Filter the data below for the string "this" and copy each matching line.

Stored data
○ ○ ○
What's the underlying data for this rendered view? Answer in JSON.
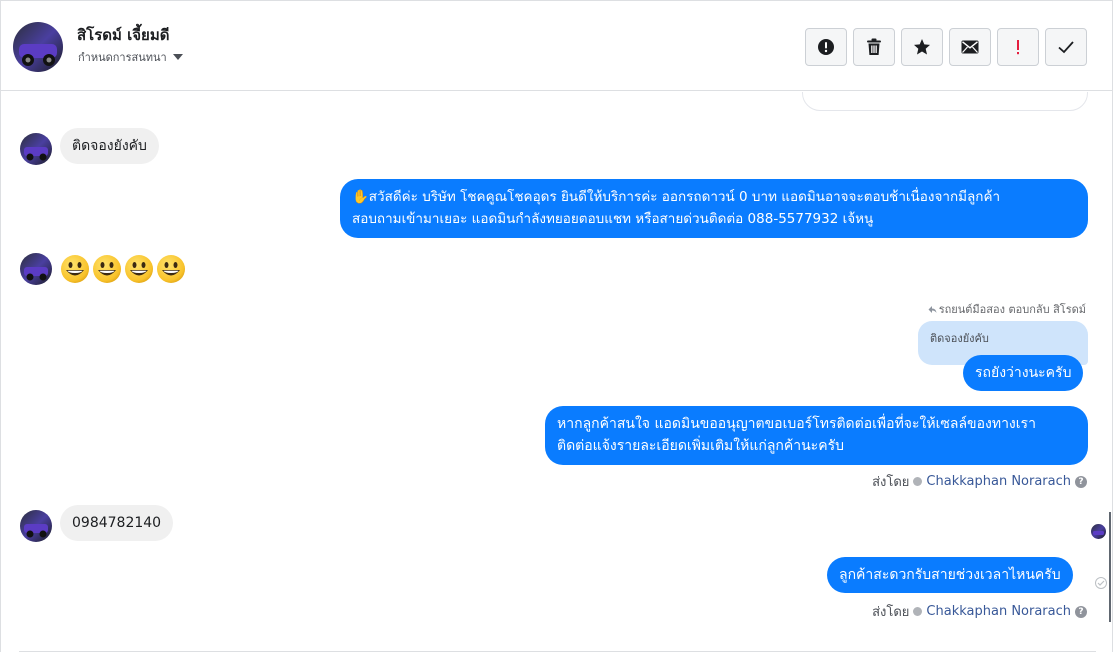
{
  "header": {
    "contact_name": "สิโรดม์ เจี้ยมดี",
    "conversation_settings": "กำหนดการสนทนา",
    "toolbar": [
      {
        "name": "report-spam-button",
        "icon": "exclamation-circle-icon"
      },
      {
        "name": "delete-button",
        "icon": "trash-icon"
      },
      {
        "name": "star-button",
        "icon": "star-icon"
      },
      {
        "name": "mark-unread-button",
        "icon": "envelope-icon"
      },
      {
        "name": "mark-follow-up-button",
        "icon": "exclamation-icon"
      },
      {
        "name": "mark-done-button",
        "icon": "checkmark-icon"
      }
    ]
  },
  "colors": {
    "outgoing_bubble": "#0a7cff",
    "incoming_bubble": "#f0f0f0",
    "quote_bubble": "#cfe4fb",
    "agent_link": "#385898",
    "follow_up_red": "#e41e3f"
  },
  "messages": {
    "in_1": "ติดจองยังคับ",
    "out_1_line1": "✋สวัสดีค่ะ บริษัท โชคคูณโชคอุดร ยินดีให้บริการค่ะ ออกรถดาวน์ 0 บาท แอดมินอาจจะตอบช้าเนื่องจากมีลูกค้า",
    "out_1_line2": "สอบถามเข้ามาเยอะ แอดมินกำลังทยอยตอบแชท หรือสายด่วนติดต่อ 088-5577932 เจ้หนู",
    "in_emoji_count": 4,
    "reply_meta": "รถยนต์มือสอง ตอบกลับ สิโรดม์",
    "reply_quote": "ติดจองยังคับ",
    "out_2": "รถยังว่างนะครับ",
    "out_3_line1": "หากลูกค้าสนใจ แอดมินขออนุญาตขอเบอร์โทรติดต่อเพื่อที่จะให้เซลล์ของทางเรา",
    "out_3_line2": "ติดต่อแจ้งรายละเอียดเพิ่มเติมให้แก่ลูกค้านะครับ",
    "sent_by_label": "ส่งโดย",
    "agent_name": "Chakkaphan Norarach",
    "in_2": "0984782140",
    "out_4": "ลูกค้าสะดวกรับสายช่วงเวลาไหนครับ",
    "sent_by_label_2": "ส่งโดย",
    "agent_name_2": "Chakkaphan Norarach"
  }
}
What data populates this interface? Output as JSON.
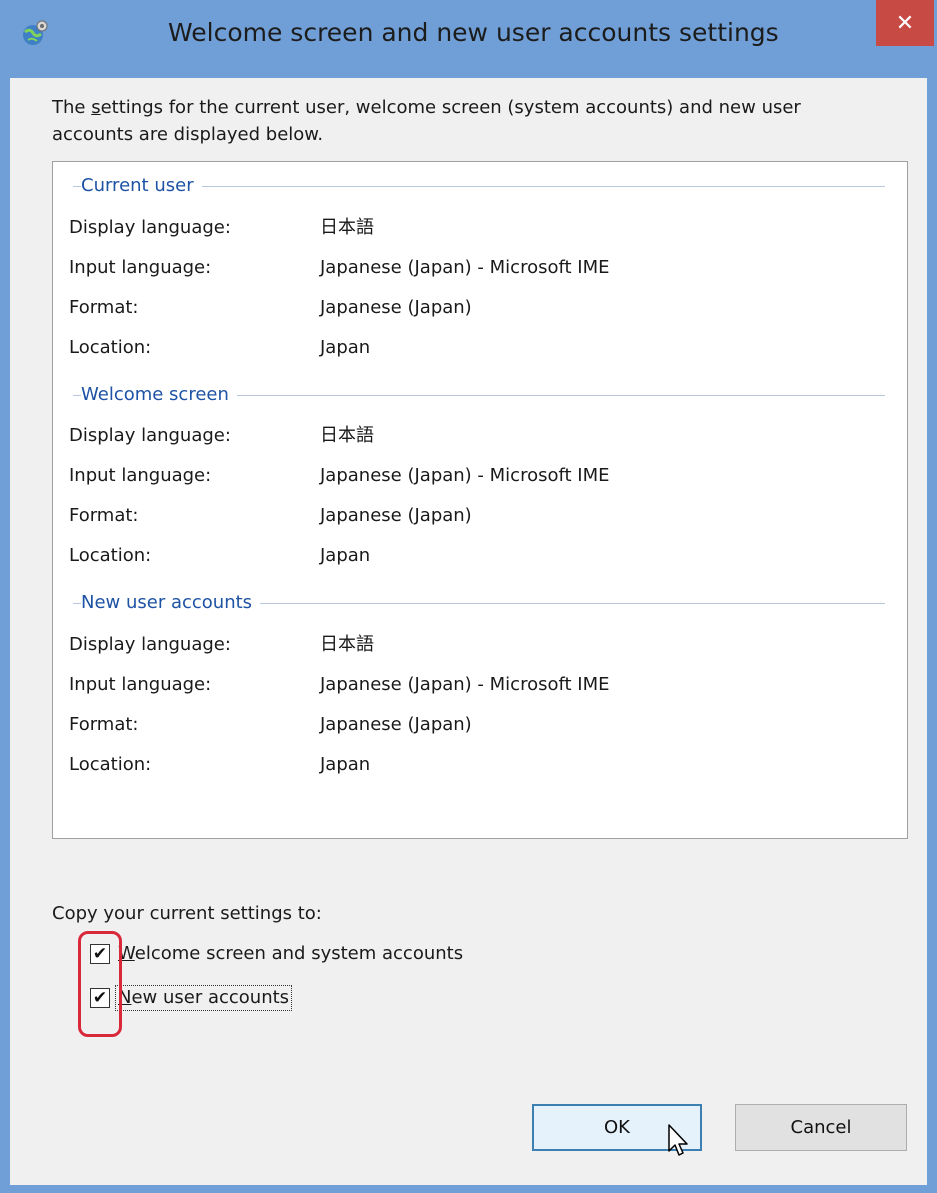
{
  "window": {
    "title": "Welcome screen and new user accounts settings",
    "close_label": "✕"
  },
  "intro": {
    "before_accel": "The ",
    "accel": "s",
    "after_accel": "ettings for the current user, welcome screen (system accounts) and new user accounts are displayed below."
  },
  "sections": [
    {
      "title": "Current user",
      "rows": [
        {
          "label": "Display language:",
          "value": "日本語"
        },
        {
          "label": "Input language:",
          "value": "Japanese (Japan) - Microsoft IME"
        },
        {
          "label": "Format:",
          "value": "Japanese (Japan)"
        },
        {
          "label": "Location:",
          "value": "Japan"
        }
      ]
    },
    {
      "title": "Welcome screen",
      "rows": [
        {
          "label": "Display language:",
          "value": "日本語"
        },
        {
          "label": "Input language:",
          "value": "Japanese (Japan) - Microsoft IME"
        },
        {
          "label": "Format:",
          "value": "Japanese (Japan)"
        },
        {
          "label": "Location:",
          "value": "Japan"
        }
      ]
    },
    {
      "title": "New user accounts",
      "rows": [
        {
          "label": "Display language:",
          "value": "日本語"
        },
        {
          "label": "Input language:",
          "value": "Japanese (Japan) - Microsoft IME"
        },
        {
          "label": "Format:",
          "value": "Japanese (Japan)"
        },
        {
          "label": "Location:",
          "value": "Japan"
        }
      ]
    }
  ],
  "copy": {
    "title": "Copy your current settings to:",
    "welcome": {
      "checked": true,
      "mark": "✔",
      "accel": "W",
      "rest": "elcome screen and system accounts"
    },
    "new_users": {
      "checked": true,
      "mark": "✔",
      "accel": "N",
      "rest": "ew user accounts"
    }
  },
  "buttons": {
    "ok": "OK",
    "cancel": "Cancel"
  },
  "colors": {
    "frame": "#6f9fd6",
    "close": "#c74a45",
    "group_title": "#1d52a5",
    "highlight": "#d9283a"
  }
}
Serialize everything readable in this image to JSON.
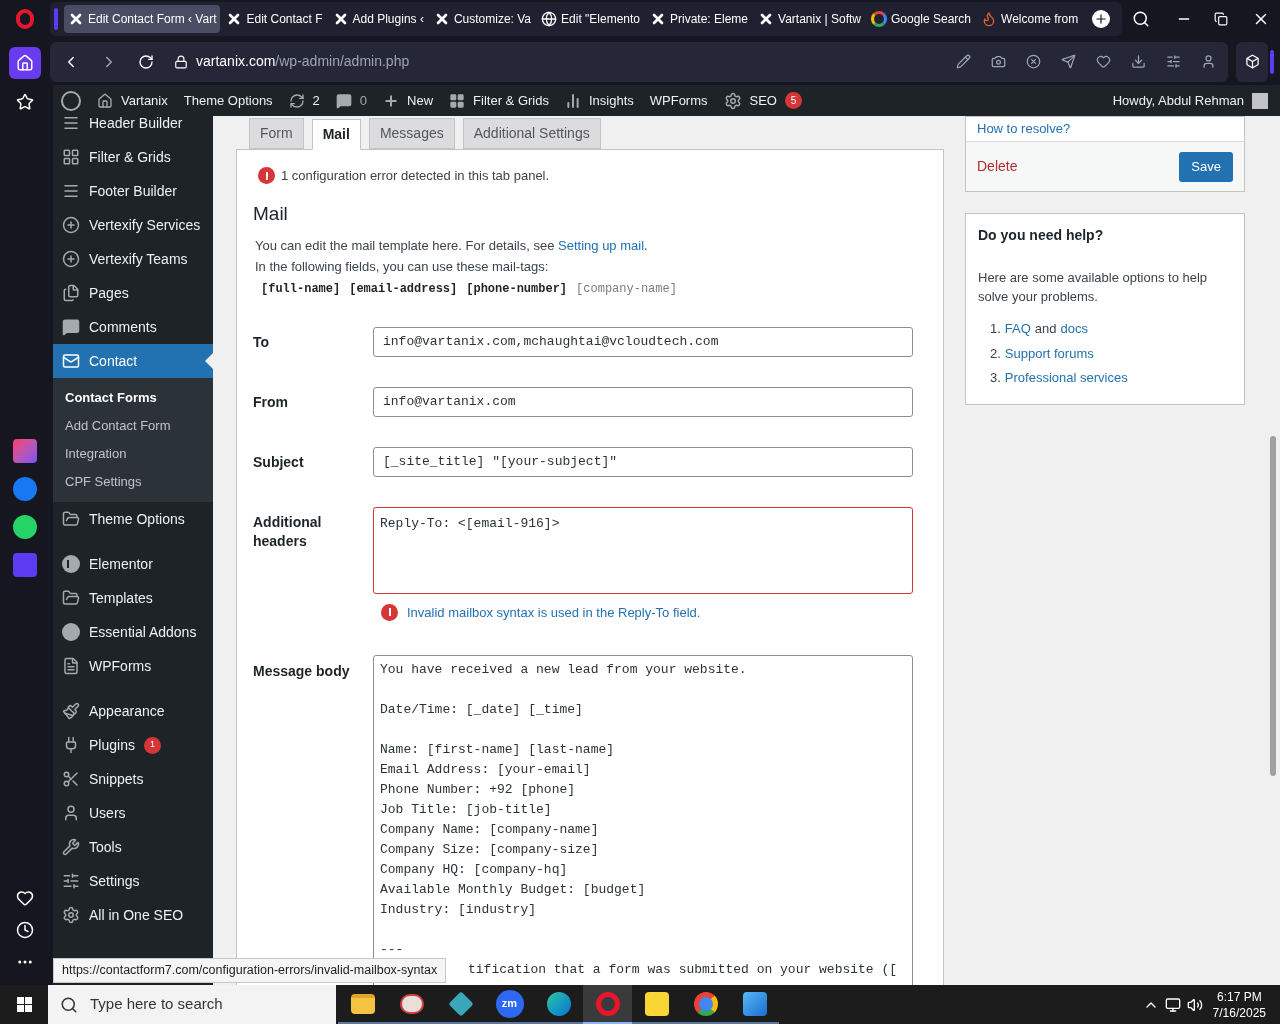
{
  "browser_tabs": [
    {
      "title": "Edit Contact Form ‹ Vart",
      "kind": "x",
      "selected": true
    },
    {
      "title": "Edit Contact F",
      "kind": "x",
      "selected": false
    },
    {
      "title": "Add Plugins ‹",
      "kind": "x",
      "selected": false
    },
    {
      "title": "Customize: Va",
      "kind": "x",
      "selected": false
    },
    {
      "title": "Edit \"Elemento",
      "kind": "wp",
      "selected": false
    },
    {
      "title": "Private: Eleme",
      "kind": "x",
      "selected": false
    },
    {
      "title": "Vartanix | Softw",
      "kind": "x",
      "selected": false
    },
    {
      "title": "Google Search",
      "kind": "google",
      "selected": false
    },
    {
      "title": "Welcome from",
      "kind": "fire",
      "selected": false
    }
  ],
  "address_bar": {
    "host": "vartanix.com",
    "path": "/wp-admin/admin.php"
  },
  "admin_bar": {
    "site": "Vartanix",
    "theme_options": "Theme Options",
    "updates": "2",
    "comments": "0",
    "new": "New",
    "filter_grids": "Filter & Grids",
    "insights": "Insights",
    "wpforms": "WPForms",
    "seo": "SEO",
    "seo_badge": "5",
    "howdy": "Howdy, Abdul Rehman"
  },
  "sidebar": {
    "groups": [
      [
        {
          "label": "Header Builder",
          "kind": "bars"
        },
        {
          "label": "Filter & Grids",
          "kind": "grid"
        },
        {
          "label": "Footer Builder",
          "kind": "bars"
        },
        {
          "label": "Vertexify Services",
          "kind": "plus"
        },
        {
          "label": "Vertexify Teams",
          "kind": "plus"
        },
        {
          "label": "Pages",
          "kind": "pages"
        },
        {
          "label": "Comments",
          "kind": "comment"
        },
        {
          "label": "Contact",
          "kind": "mail",
          "selected": true,
          "children": [
            {
              "label": "Contact Forms",
              "selected": true
            },
            {
              "label": "Add Contact Form",
              "selected": false
            },
            {
              "label": "Integration",
              "selected": false
            },
            {
              "label": "CPF Settings",
              "selected": false
            }
          ]
        },
        {
          "label": "Theme Options",
          "kind": "folder"
        }
      ],
      [
        {
          "label": "Elementor",
          "kind": "elementor"
        },
        {
          "label": "Templates",
          "kind": "folder"
        },
        {
          "label": "Essential Addons",
          "kind": "ea"
        },
        {
          "label": "WPForms",
          "kind": "form"
        }
      ],
      [
        {
          "label": "Appearance",
          "kind": "brush"
        },
        {
          "label": "Plugins",
          "kind": "plug",
          "badge": "1"
        },
        {
          "label": "Snippets",
          "kind": "scissors"
        },
        {
          "label": "Users",
          "kind": "user"
        },
        {
          "label": "Tools",
          "kind": "wrench"
        },
        {
          "label": "Settings",
          "kind": "sliders"
        },
        {
          "label": "All in One SEO",
          "kind": "gear"
        }
      ]
    ]
  },
  "form_tabs": [
    {
      "label": "Form",
      "selected": false
    },
    {
      "label": "Mail",
      "selected": true
    },
    {
      "label": "Messages",
      "selected": false
    },
    {
      "label": "Additional Settings",
      "selected": false
    }
  ],
  "panel": {
    "notice": "1 configuration error detected in this tab panel.",
    "heading": "Mail",
    "intro": "You can edit the mail template here. For details, see",
    "intro_link": "Setting up mail",
    "intro_end": ".",
    "tags_intro": "In the following fields, you can use these mail-tags:",
    "tags": [
      {
        "text": "[full-name]",
        "used": true
      },
      {
        "text": "[email-address]",
        "used": true
      },
      {
        "text": "[phone-number]",
        "used": true
      },
      {
        "text": "[company-name]",
        "used": false
      }
    ],
    "fields": [
      {
        "label": "To",
        "kind": "input",
        "value": "info@vartanix.com,mchaughtai@vcloudtech.com",
        "error": false
      },
      {
        "label": "From",
        "kind": "input",
        "value": "info@vartanix.com",
        "error": false
      },
      {
        "label": "Subject",
        "kind": "input",
        "value": "[_site_title] \"[your-subject]\"",
        "error": false
      },
      {
        "label": "Additional headers",
        "kind": "textarea",
        "value": "Reply-To: <[email-916]>",
        "error": true,
        "error_text": "Invalid mailbox syntax is used in the Reply-To field."
      }
    ],
    "body_label": "Message body",
    "body_text": "You have received a new lead from your website.\n\nDate/Time: [_date] [_time]\n\nName: [first-name] [last-name]\nEmail Address: [your-email]\nPhone Number: +92 [phone]\nJob Title: [job-title]\nCompany Name: [company-name]\nCompany Size: [company-size]\nCompany HQ: [company-hq]\nAvailable Monthly Budget: [budget]\nIndustry: [industry]\n\n---",
    "body_cut_line": "tification that a form was submitted on your website (["
  },
  "actions": {
    "resolve": "How to resolve?",
    "delete": "Delete",
    "save": "Save"
  },
  "help": {
    "title": "Do you need help?",
    "text": "Here are some available options to help solve your problems.",
    "items": [
      {
        "num": "1.",
        "links": [
          "FAQ",
          "docs"
        ],
        "joiner": "and"
      },
      {
        "num": "2.",
        "links": [
          "Support forums"
        ]
      },
      {
        "num": "3.",
        "links": [
          "Professional services"
        ]
      }
    ]
  },
  "status_url": "https://contactform7.com/configuration-errors/invalid-mailbox-syntax",
  "taskbar": {
    "search": "Type here to search",
    "apps": [
      {
        "kind": "folder",
        "selected": false
      },
      {
        "kind": "paint",
        "selected": false
      },
      {
        "kind": "hexagon",
        "selected": false
      },
      {
        "kind": "zoom",
        "label": "zm",
        "selected": false
      },
      {
        "kind": "edge",
        "selected": false
      },
      {
        "kind": "opera",
        "selected": true
      },
      {
        "kind": "sticky",
        "selected": false
      },
      {
        "kind": "chrome",
        "selected": false
      },
      {
        "kind": "photos",
        "selected": false
      }
    ],
    "time": "6:17 PM",
    "date": "7/16/2025"
  }
}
○ ○ ○
→ **Answer**:
What's the underlying data for this rendered view? Answer in JSON.
What data populates this interface? Output as JSON.
Serialize everything readable in this image to JSON.
    "notice": "1 configuration error detected in this tab panel.",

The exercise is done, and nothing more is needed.